Set the listing down again exactly, please, apart from its pictures.
** BEGIN Information supplied **
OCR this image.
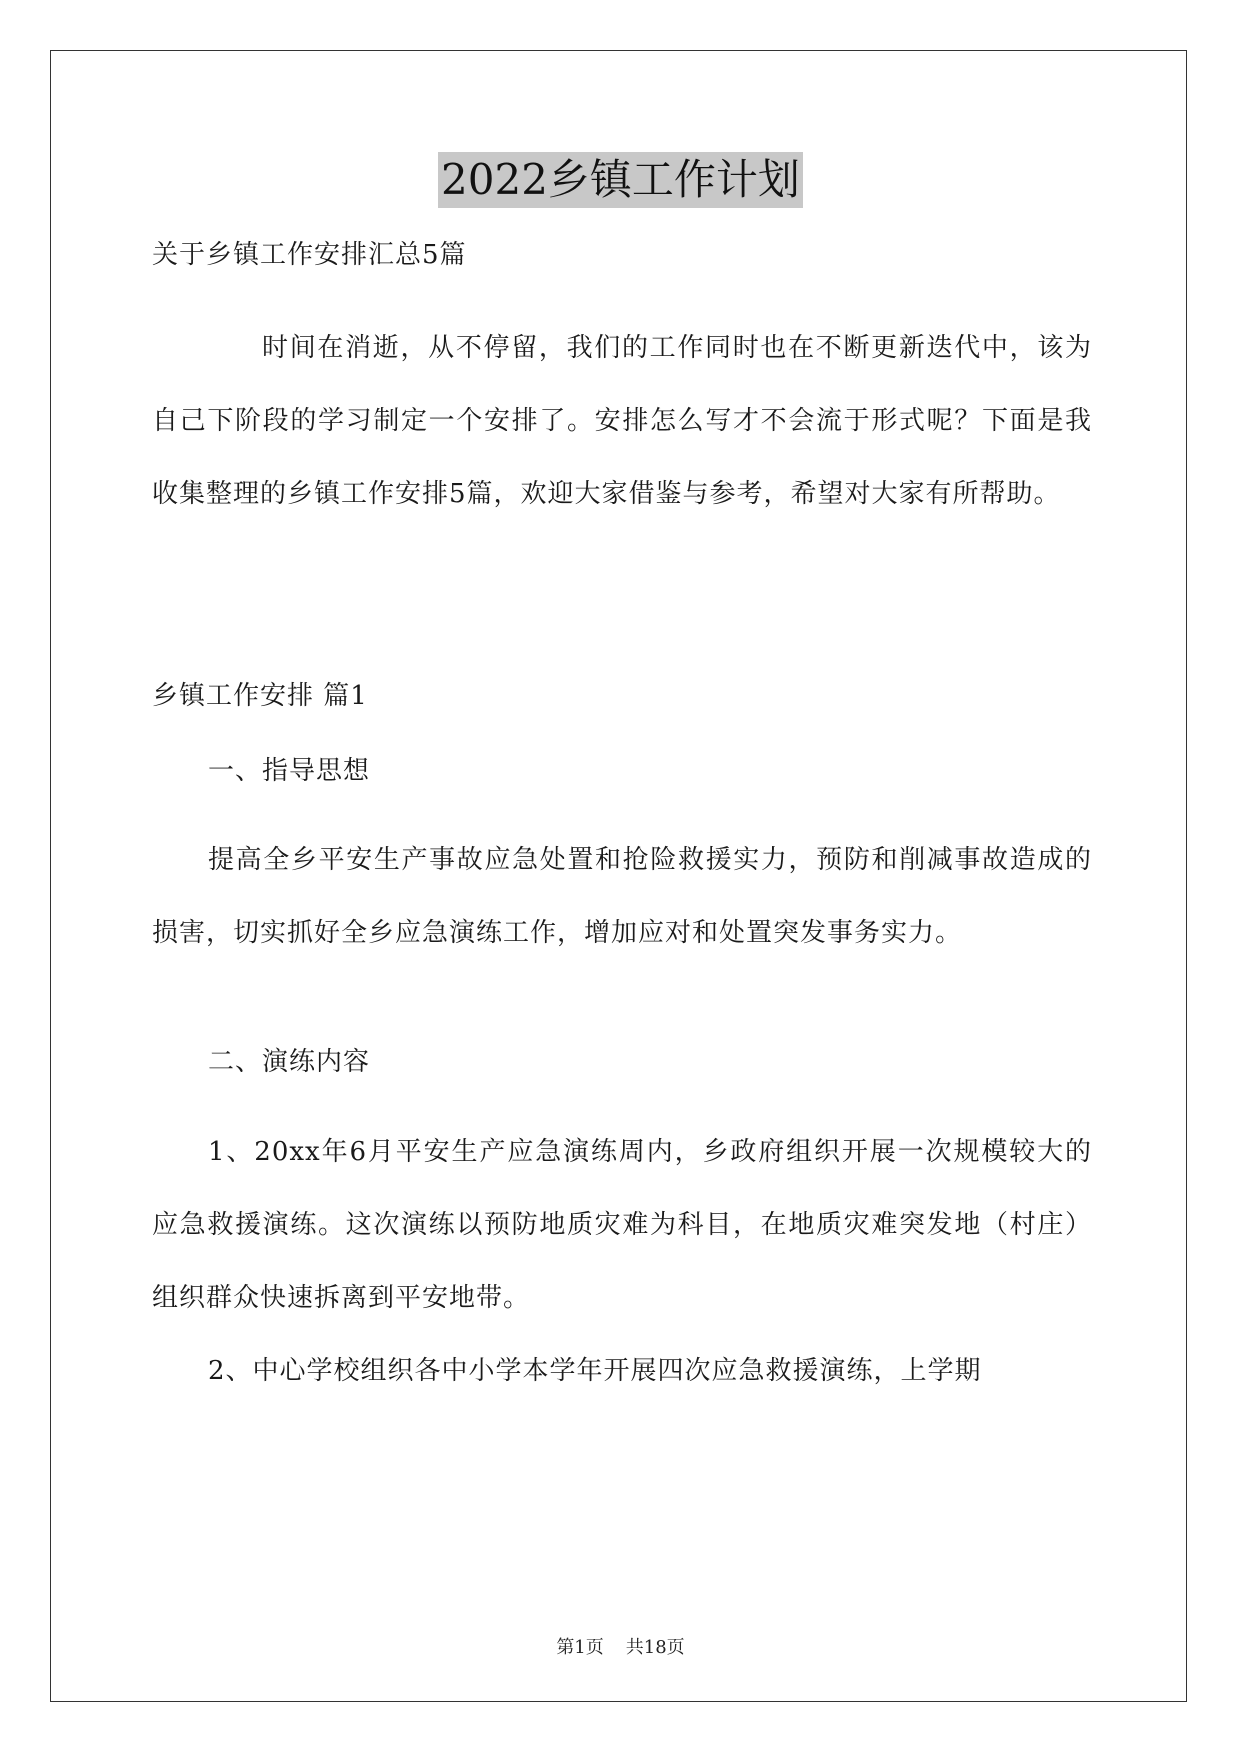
2022乡镇工作计划

关于乡镇工作安排汇总5篇

时间在消逝，从不停留，我们的工作同时也在不断更新迭代中，该为自己下阶段的学习制定一个安排了。安排怎么写才不会流于形式呢？下面是我收集整理的乡镇工作安排5篇，欢迎大家借鉴与参考，希望对大家有所帮助。

乡镇工作安排 篇1

一、指导思想

提高全乡平安生产事故应急处置和抢险救援实力，预防和削减事故造成的损害，切实抓好全乡应急演练工作，增加应对和处置突发事务实力。

二、演练内容

1、20xx年6月平安生产应急演练周内，乡政府组织开展一次规模较大的应急救援演练。这次演练以预防地质灾难为科目，在地质灾难突发地（村庄）组织群众快速拆离到平安地带。

2、中心学校组织各中小学本学年开展四次应急救援演练，上学期

第1页 共18页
** END Information supplied **
■ **Answer to the task**:
OCR this image.
2022乡镇工作计划

关于乡镇工作安排汇总5篇

时间在消逝，从不停留，我们的工作同时也在不断更新迭代中，该为自己下阶段的学习制定一个安排了。安排怎么写才不会流于形式呢？下面是我收集整理的乡镇工作安排5篇，欢迎大家借鉴与参考，希望对大家有所帮助。

乡镇工作安排 篇1

一、指导思想

提高全乡平安生产事故应急处置和抢险救援实力，预防和削减事故造成的损害，切实抓好全乡应急演练工作，增加应对和处置突发事务实力。

二、演练内容

1、20xx年6月平安生产应急演练周内，乡政府组织开展一次规模较大的应急救援演练。这次演练以预防地质灾难为科目，在地质灾难突发地（村庄）组织群众快速拆离到平安地带。

2、中心学校组织各中小学本学年开展四次应急救援演练，上学期

第1页 共18页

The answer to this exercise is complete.